• Task directions:
Transcribe the material in full, exactly as written.

• Data provided:
>>>>>
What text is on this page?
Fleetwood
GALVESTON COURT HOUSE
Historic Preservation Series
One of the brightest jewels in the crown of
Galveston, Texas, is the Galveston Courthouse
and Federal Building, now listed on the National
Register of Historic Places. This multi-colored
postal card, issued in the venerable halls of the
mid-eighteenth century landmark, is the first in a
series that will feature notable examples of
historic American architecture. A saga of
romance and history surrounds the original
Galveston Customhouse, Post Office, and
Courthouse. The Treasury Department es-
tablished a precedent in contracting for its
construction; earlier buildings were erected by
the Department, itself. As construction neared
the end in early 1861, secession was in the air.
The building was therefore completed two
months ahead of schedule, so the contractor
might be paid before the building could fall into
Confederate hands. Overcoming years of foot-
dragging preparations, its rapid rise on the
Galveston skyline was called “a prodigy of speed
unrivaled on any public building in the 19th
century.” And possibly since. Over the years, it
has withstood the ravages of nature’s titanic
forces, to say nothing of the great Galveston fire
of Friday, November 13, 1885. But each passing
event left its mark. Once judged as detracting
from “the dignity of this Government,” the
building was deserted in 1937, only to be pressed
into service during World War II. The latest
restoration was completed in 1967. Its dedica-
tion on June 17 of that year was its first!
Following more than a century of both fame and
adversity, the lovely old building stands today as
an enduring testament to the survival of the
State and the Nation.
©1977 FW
<<<<<
• Response to this exercise:
What text is on this page?
Fleetwood
GALVESTON COURT HOUSE
Historic Preservation Series
One of the brightest jewels in the crown of
Galveston, Texas, is the Galveston Courthouse
and Federal Building, now listed on the National
Register of Historic Places. This multi-colored
postal card, issued in the venerable halls of the
mid-eighteenth century landmark, is the first in a
series that will feature notable examples of
historic American architecture. A saga of
romance and history surrounds the original
Galveston Customhouse, Post Office, and
Courthouse. The Treasury Department es-
tablished a precedent in contracting for its
construction; earlier buildings were erected by
the Department, itself. As construction neared
the end in early 1861, secession was in the air.
The building was therefore completed two
months ahead of schedule, so the contractor
might be paid before the building could fall into
Confederate hands. Overcoming years of foot-
dragging preparations, its rapid rise on the
Galveston skyline was called “a prodigy of speed
unrivaled on any public building in the 19th
century.” And possibly since. Over the years, it
has withstood the ravages of nature’s titanic
forces, to say nothing of the great Galveston fire
of Friday, November 13, 1885. But each passing
event left its mark. Once judged as detracting
from “the dignity of this Government,” the
building was deserted in 1937, only to be pressed
into service during World War II. The latest
restoration was completed in 1967. Its dedica-
tion on June 17 of that year was its first!
Following more than a century of both fame and
adversity, the lovely old building stands today as
an enduring testament to the survival of the
State and the Nation.
©1977 FW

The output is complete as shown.